Directions for this task: Report how many lines include the word "series", and nothing besides that number.

Task input:
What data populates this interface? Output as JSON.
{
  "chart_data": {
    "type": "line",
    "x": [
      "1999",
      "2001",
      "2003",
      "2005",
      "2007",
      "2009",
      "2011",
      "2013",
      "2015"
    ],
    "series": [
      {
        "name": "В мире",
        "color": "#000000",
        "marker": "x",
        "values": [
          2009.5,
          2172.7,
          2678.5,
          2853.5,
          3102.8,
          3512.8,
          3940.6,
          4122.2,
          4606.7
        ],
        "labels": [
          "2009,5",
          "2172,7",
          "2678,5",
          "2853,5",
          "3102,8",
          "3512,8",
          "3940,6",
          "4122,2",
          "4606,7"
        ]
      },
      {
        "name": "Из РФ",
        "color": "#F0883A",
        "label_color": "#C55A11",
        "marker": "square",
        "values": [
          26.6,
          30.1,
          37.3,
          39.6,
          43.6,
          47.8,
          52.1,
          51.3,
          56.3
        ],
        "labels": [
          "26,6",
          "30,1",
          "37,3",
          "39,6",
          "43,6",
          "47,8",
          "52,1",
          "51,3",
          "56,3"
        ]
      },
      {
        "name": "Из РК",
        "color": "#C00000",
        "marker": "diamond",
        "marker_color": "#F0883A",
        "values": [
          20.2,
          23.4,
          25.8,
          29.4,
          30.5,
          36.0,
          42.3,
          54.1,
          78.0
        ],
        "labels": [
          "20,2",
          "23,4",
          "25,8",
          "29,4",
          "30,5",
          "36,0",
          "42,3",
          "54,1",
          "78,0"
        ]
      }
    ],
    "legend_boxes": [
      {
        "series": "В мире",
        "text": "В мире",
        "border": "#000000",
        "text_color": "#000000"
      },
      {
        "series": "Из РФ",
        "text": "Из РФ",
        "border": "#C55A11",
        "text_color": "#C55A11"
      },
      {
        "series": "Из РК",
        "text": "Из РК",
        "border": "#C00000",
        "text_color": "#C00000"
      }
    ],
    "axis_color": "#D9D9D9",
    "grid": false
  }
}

Complete response: 4